• _Set task_:
Find the lines holding the word "this" and collect them.

━━━━━━━━━━

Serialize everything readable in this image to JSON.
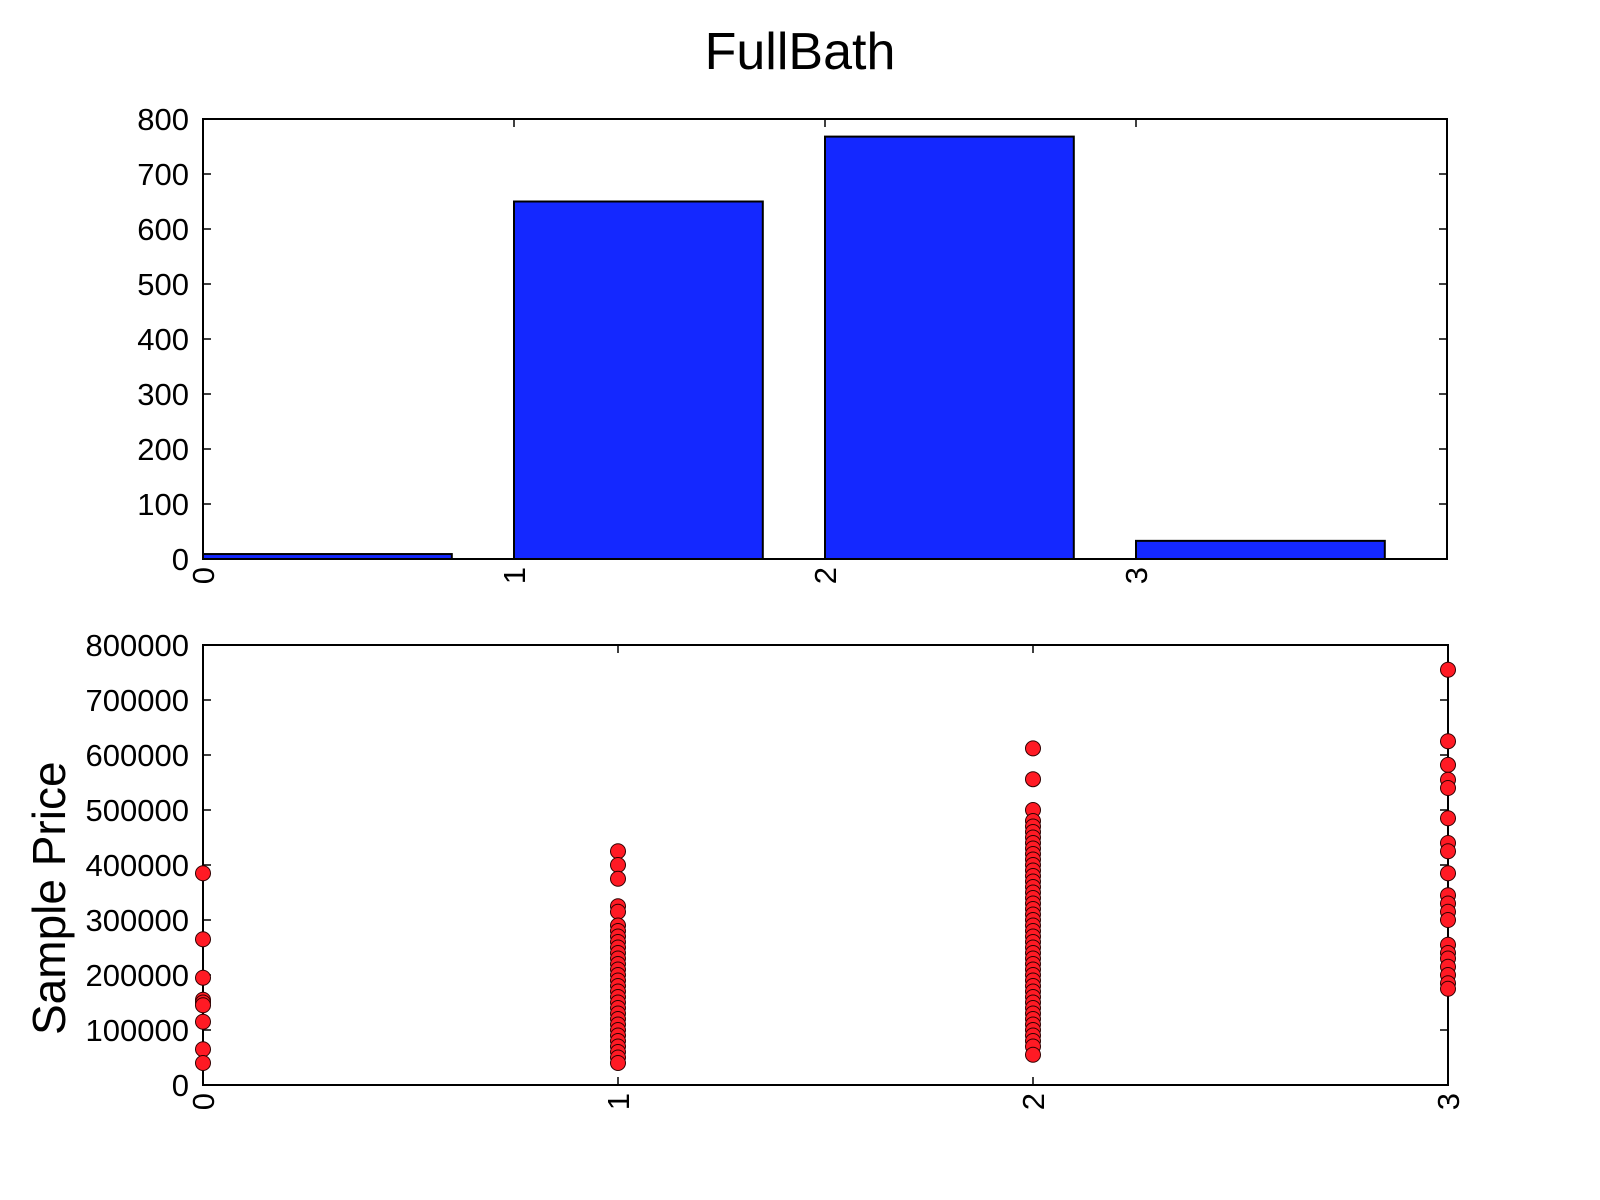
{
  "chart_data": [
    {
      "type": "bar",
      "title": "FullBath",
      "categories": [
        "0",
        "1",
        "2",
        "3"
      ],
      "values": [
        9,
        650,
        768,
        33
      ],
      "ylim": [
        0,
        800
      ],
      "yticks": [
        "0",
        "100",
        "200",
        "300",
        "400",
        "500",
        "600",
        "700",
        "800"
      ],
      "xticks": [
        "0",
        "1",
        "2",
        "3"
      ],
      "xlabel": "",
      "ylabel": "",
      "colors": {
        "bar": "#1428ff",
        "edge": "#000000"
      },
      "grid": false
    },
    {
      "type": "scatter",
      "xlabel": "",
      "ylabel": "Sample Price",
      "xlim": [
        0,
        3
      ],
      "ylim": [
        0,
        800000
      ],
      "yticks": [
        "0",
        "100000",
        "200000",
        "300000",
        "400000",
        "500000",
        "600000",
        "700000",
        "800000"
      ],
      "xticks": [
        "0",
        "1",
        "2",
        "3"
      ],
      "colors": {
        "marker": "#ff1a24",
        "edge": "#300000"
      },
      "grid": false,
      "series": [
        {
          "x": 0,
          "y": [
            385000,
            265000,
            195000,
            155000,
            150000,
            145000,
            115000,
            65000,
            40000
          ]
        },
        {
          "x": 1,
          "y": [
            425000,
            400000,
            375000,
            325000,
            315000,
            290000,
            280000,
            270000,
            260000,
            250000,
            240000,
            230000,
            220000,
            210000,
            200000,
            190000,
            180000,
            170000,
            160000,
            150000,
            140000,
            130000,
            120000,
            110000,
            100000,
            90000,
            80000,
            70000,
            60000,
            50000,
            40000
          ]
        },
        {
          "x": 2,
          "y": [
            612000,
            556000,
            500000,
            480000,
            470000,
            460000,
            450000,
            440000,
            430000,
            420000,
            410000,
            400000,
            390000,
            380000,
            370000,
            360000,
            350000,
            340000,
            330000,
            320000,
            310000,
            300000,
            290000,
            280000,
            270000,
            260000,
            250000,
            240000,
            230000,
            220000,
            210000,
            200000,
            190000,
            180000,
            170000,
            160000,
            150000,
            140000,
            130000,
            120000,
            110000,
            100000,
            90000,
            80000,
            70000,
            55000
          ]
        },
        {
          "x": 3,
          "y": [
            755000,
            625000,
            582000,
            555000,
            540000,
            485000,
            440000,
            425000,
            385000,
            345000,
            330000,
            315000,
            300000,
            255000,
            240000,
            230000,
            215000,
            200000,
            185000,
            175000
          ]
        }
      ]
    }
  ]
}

━━━━━━━━━━

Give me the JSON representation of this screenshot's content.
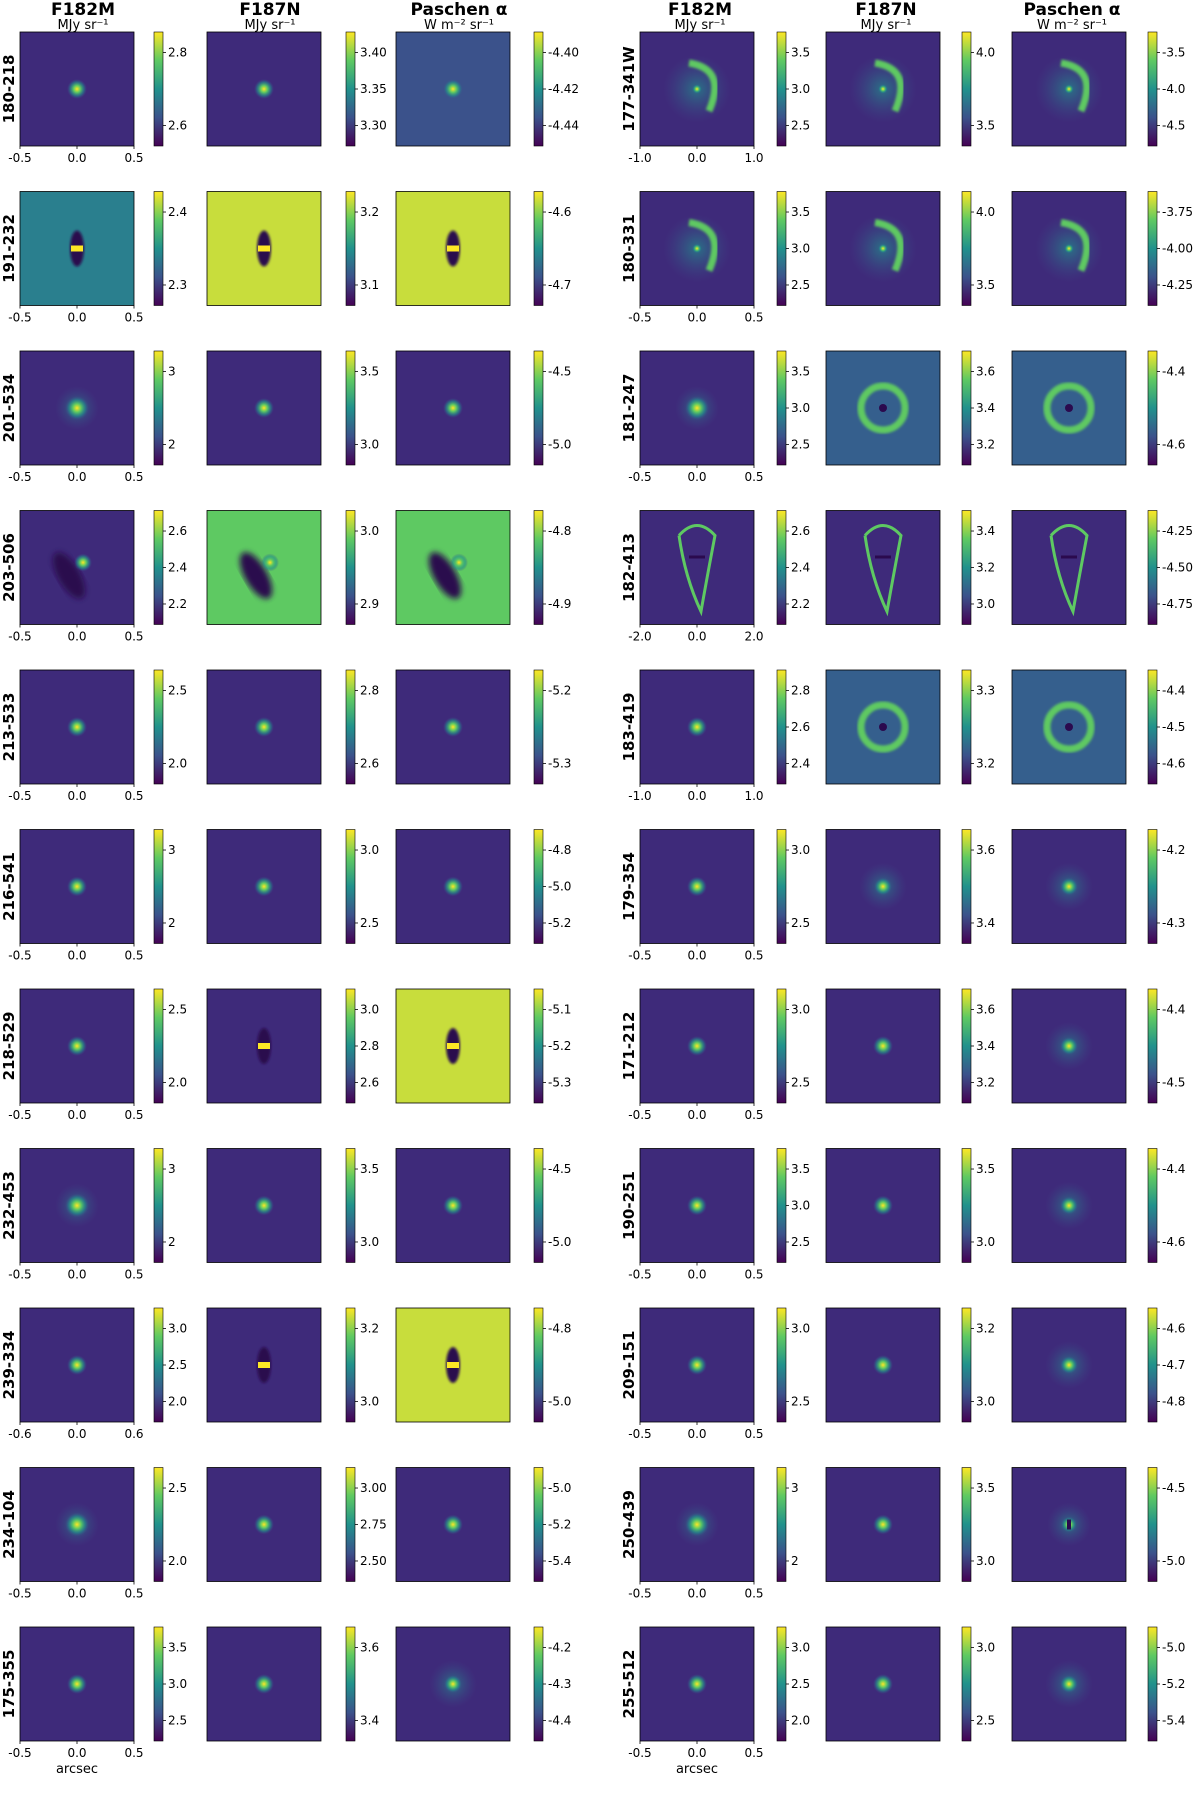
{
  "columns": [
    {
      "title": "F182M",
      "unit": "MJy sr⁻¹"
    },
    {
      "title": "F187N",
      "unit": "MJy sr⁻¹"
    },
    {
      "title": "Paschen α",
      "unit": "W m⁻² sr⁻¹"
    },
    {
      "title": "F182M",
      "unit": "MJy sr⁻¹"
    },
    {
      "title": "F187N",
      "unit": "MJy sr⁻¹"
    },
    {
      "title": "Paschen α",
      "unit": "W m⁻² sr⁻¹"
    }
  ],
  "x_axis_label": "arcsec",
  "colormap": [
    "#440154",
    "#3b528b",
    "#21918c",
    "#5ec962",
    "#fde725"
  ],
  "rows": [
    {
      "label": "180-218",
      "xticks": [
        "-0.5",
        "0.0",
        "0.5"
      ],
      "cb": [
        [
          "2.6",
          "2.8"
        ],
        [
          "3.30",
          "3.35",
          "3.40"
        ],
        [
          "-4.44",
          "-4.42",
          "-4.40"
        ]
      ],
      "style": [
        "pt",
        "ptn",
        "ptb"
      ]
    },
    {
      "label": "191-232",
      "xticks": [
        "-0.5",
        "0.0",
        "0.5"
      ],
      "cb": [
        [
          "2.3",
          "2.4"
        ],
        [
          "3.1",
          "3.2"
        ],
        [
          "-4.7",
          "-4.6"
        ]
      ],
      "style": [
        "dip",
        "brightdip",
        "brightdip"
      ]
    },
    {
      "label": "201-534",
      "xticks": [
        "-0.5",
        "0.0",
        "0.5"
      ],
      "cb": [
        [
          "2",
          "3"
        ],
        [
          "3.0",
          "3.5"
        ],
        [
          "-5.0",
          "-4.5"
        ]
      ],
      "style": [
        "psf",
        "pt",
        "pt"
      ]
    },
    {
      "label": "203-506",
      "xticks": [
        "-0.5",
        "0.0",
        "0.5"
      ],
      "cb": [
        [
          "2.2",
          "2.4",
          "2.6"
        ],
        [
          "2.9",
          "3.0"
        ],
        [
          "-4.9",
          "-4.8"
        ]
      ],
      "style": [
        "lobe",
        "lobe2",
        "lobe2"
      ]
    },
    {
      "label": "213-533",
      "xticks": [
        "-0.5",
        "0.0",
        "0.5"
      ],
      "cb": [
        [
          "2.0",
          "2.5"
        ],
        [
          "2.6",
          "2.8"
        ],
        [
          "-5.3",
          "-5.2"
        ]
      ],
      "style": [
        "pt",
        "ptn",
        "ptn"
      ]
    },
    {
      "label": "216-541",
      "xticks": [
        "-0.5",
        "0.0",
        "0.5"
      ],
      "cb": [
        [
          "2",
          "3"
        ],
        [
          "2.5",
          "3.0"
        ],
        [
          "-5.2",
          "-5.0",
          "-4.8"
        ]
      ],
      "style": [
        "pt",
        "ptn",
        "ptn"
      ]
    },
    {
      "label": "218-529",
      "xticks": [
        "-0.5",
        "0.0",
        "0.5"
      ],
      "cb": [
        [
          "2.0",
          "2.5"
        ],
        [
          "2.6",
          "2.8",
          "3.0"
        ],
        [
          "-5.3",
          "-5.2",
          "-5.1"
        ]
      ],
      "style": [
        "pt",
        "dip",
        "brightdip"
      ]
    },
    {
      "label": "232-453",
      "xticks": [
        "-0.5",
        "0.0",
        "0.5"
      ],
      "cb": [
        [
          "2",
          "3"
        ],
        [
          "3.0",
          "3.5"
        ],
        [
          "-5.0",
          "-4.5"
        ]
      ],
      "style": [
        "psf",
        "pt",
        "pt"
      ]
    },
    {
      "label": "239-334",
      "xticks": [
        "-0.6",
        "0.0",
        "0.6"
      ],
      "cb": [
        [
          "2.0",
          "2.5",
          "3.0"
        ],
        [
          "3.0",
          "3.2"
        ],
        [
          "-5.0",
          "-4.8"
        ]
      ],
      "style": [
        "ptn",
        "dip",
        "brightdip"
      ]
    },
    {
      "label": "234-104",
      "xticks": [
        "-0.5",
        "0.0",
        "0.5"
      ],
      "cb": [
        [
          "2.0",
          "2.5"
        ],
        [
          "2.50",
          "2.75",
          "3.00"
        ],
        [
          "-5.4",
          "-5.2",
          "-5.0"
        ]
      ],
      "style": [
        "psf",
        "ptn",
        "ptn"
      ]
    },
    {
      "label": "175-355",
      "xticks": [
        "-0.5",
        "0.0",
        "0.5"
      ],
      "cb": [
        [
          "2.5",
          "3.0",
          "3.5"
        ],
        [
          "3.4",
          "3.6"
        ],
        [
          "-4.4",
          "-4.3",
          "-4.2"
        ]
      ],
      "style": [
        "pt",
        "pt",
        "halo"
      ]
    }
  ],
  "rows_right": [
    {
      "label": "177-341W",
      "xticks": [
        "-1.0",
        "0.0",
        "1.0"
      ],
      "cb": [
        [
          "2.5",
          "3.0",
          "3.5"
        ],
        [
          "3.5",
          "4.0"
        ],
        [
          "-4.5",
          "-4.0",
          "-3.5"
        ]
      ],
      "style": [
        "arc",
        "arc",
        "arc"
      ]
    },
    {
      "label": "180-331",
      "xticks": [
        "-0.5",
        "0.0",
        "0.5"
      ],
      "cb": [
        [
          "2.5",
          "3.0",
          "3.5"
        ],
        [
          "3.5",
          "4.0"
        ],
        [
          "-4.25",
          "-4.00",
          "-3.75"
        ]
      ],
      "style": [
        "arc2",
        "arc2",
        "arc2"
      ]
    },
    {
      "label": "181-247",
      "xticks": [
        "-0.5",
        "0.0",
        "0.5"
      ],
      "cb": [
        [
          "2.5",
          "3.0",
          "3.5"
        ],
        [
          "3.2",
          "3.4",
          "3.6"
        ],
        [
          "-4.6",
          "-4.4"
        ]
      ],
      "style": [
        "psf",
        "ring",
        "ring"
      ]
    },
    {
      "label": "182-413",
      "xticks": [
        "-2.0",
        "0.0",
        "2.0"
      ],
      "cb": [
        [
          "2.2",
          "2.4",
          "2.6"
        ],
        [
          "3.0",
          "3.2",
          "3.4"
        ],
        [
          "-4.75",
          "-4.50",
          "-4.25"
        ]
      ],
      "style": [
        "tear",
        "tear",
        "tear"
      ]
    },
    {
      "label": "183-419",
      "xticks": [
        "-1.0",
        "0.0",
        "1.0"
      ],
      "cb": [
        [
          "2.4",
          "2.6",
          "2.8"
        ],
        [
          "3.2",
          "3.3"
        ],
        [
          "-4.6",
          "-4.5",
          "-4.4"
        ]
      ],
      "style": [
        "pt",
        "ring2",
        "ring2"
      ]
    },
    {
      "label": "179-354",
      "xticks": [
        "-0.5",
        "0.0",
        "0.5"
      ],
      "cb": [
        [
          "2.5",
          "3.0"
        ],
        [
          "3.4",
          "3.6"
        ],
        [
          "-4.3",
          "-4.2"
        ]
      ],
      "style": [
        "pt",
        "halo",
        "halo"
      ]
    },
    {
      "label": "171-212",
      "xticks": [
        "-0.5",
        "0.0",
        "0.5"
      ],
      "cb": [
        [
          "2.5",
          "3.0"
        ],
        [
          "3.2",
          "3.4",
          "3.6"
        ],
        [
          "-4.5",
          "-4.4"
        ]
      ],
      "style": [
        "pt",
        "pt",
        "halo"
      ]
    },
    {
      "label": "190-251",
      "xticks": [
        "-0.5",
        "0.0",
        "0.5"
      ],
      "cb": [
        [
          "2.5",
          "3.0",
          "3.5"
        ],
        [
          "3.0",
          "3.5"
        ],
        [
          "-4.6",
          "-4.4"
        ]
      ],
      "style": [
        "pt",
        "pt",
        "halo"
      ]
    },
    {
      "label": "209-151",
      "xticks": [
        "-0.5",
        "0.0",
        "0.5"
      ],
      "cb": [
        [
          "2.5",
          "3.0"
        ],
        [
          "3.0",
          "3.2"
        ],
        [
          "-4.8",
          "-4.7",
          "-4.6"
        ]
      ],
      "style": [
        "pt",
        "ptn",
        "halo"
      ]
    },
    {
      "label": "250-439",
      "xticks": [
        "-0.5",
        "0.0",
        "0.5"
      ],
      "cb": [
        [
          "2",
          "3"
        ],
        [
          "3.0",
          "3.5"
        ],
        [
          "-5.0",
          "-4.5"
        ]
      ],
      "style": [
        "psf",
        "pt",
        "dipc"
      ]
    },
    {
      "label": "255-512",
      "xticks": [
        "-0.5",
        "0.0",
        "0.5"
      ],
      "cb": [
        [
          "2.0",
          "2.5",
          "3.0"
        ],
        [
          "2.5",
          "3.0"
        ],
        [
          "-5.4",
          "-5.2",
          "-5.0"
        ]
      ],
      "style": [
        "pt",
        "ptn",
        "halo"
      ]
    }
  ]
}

━━━━━━━━━━

• _Response to the task_:
Serialize everything readable in this image to JSON.
Give me the JSON representation of this screenshot's content.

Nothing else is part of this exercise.